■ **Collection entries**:
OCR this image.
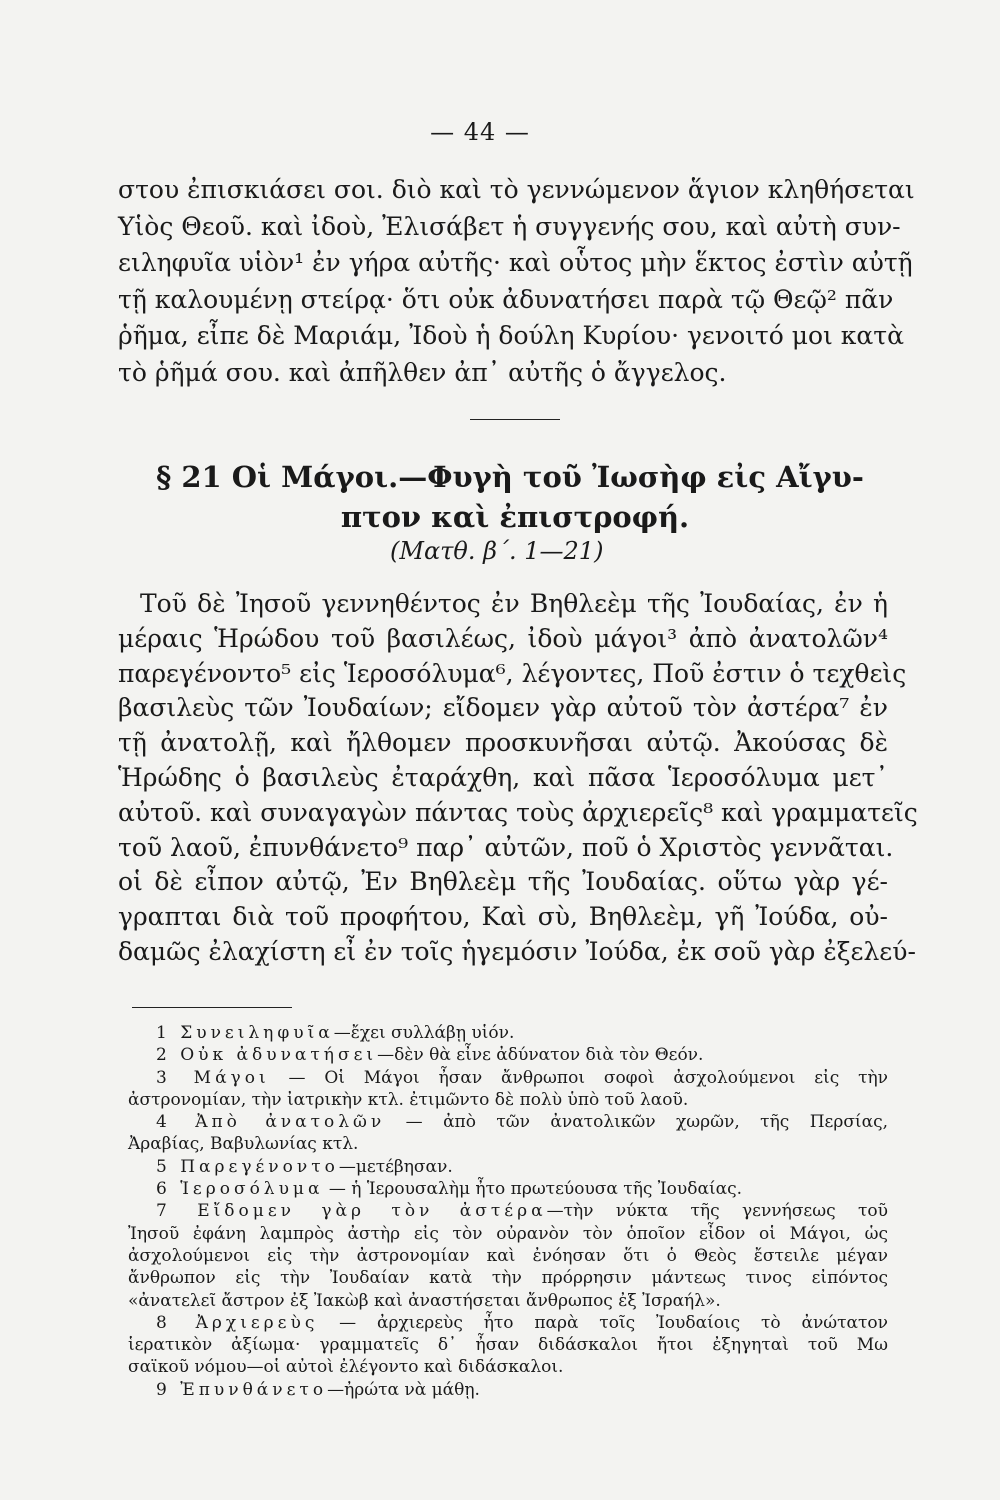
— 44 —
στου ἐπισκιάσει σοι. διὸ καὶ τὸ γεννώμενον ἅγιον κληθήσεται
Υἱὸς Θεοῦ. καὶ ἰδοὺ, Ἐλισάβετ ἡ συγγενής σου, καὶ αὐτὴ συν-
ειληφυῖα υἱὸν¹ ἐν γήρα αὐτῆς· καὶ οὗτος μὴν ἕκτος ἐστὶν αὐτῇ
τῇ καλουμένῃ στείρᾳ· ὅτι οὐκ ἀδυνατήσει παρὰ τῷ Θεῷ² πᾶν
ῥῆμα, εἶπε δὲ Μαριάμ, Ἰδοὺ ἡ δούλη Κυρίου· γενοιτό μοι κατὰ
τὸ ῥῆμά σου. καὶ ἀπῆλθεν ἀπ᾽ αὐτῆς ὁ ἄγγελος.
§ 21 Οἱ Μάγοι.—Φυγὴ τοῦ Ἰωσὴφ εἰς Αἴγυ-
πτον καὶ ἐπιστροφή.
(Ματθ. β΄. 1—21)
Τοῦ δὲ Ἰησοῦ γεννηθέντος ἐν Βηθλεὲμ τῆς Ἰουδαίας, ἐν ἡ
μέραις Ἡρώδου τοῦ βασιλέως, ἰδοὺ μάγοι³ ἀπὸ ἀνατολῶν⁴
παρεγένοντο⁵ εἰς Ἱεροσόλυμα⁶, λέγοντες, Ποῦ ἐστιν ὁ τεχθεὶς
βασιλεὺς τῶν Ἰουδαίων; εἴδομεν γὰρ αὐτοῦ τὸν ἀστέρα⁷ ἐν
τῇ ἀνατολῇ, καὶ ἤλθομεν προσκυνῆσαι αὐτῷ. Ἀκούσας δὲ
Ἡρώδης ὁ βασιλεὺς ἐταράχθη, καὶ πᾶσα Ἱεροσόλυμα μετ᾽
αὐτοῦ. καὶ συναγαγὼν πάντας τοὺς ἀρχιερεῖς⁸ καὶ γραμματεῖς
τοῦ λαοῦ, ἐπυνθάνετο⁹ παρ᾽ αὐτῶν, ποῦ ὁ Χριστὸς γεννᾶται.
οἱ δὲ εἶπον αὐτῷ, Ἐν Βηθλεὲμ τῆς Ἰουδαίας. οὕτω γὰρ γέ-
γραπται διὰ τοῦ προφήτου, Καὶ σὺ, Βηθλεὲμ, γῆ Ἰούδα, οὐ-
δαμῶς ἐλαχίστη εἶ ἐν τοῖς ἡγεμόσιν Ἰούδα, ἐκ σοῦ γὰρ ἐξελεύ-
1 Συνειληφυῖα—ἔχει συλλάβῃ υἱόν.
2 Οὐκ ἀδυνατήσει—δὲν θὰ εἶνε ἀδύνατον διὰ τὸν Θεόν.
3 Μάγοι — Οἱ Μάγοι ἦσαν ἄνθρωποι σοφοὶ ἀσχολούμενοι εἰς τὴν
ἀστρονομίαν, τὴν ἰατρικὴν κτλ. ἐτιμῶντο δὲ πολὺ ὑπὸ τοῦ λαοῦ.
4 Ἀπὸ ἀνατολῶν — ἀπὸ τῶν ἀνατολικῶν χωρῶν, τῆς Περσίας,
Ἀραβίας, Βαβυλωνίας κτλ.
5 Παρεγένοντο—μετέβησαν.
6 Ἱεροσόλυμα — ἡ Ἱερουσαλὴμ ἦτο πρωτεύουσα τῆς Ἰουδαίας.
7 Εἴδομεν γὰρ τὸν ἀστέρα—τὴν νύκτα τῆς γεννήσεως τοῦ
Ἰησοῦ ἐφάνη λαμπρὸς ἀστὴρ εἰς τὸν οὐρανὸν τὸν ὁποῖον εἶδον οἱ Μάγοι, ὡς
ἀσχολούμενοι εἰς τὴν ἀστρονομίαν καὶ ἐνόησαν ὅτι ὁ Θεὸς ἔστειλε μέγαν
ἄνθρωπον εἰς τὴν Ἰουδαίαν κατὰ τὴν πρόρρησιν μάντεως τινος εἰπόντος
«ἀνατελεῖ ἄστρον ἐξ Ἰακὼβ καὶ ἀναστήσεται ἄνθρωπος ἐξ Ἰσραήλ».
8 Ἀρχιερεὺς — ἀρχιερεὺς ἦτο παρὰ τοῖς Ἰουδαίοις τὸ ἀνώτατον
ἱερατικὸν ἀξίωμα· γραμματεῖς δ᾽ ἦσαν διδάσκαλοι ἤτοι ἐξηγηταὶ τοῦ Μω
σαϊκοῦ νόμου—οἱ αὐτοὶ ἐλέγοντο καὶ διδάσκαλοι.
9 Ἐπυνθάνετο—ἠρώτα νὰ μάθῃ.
* * *
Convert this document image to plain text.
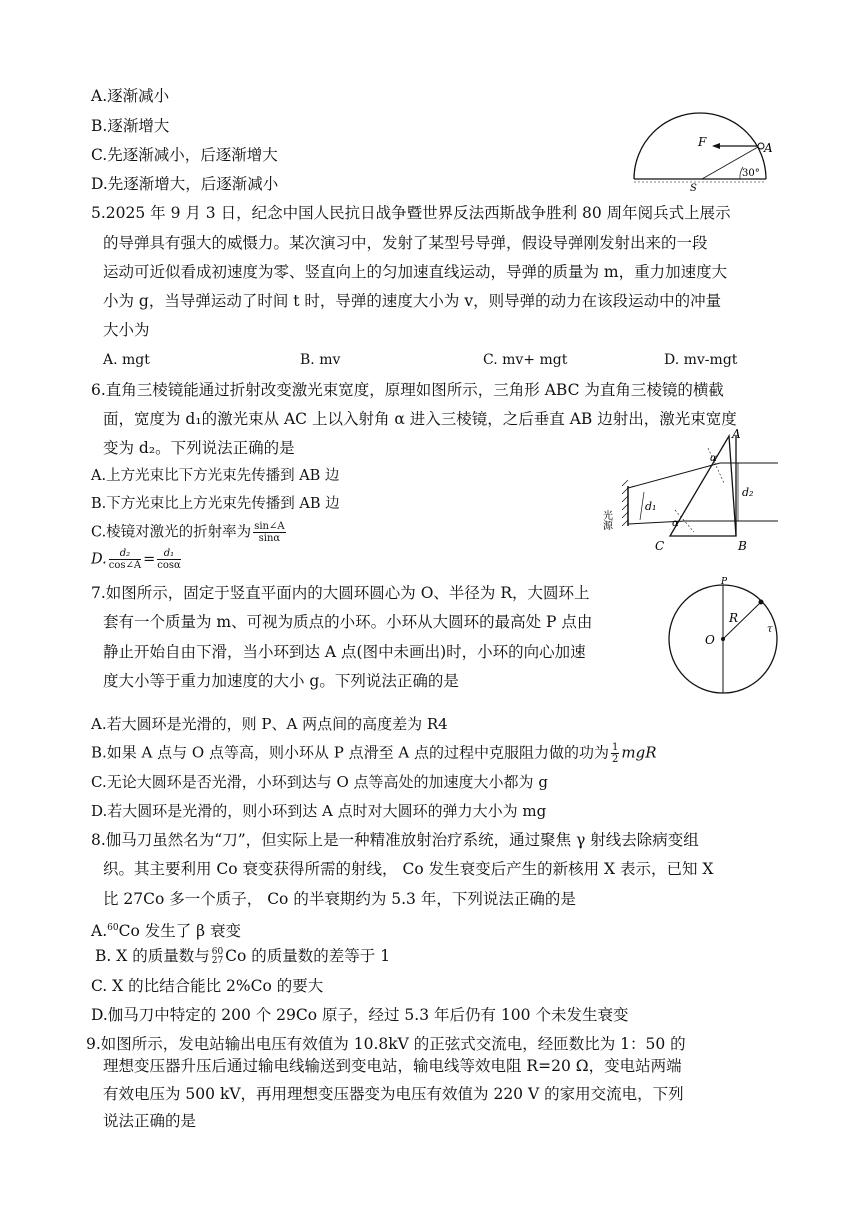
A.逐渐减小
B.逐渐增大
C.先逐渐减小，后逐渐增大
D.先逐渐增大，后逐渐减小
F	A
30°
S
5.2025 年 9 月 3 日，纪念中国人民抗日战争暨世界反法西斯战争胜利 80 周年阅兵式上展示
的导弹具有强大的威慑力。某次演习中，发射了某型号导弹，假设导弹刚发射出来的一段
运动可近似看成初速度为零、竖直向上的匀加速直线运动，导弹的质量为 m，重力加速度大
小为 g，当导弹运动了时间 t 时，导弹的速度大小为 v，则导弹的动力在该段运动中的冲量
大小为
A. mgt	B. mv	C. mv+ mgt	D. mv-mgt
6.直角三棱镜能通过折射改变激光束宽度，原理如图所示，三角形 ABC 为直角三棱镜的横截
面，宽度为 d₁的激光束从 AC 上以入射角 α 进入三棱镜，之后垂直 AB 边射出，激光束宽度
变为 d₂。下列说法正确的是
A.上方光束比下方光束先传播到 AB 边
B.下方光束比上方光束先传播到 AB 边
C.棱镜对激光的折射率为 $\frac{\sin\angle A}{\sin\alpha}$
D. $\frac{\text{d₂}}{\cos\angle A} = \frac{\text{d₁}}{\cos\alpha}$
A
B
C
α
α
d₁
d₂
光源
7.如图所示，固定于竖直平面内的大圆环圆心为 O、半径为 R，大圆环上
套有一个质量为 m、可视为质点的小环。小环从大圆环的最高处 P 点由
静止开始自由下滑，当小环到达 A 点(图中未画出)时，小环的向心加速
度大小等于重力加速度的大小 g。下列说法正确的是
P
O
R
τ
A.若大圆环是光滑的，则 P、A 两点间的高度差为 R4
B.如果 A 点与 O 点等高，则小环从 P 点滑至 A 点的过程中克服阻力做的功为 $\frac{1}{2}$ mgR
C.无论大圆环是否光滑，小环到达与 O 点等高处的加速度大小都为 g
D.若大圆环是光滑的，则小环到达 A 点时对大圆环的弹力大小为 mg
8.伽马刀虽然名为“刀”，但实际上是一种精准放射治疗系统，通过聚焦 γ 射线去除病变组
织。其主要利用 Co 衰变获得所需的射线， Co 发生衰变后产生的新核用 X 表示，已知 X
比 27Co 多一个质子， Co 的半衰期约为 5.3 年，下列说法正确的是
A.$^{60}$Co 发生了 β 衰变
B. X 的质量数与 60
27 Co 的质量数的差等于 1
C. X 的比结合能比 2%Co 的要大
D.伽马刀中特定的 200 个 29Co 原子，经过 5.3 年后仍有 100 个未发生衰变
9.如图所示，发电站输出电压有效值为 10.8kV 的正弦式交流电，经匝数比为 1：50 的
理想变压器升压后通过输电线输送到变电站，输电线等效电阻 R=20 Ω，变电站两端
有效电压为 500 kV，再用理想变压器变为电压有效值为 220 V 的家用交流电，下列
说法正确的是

■ **Task to carry out**: Check each line of the data above for the word "ἀστρονομίαν" and say how many lines have it. Give the number alone.

■ **Full solution**: 2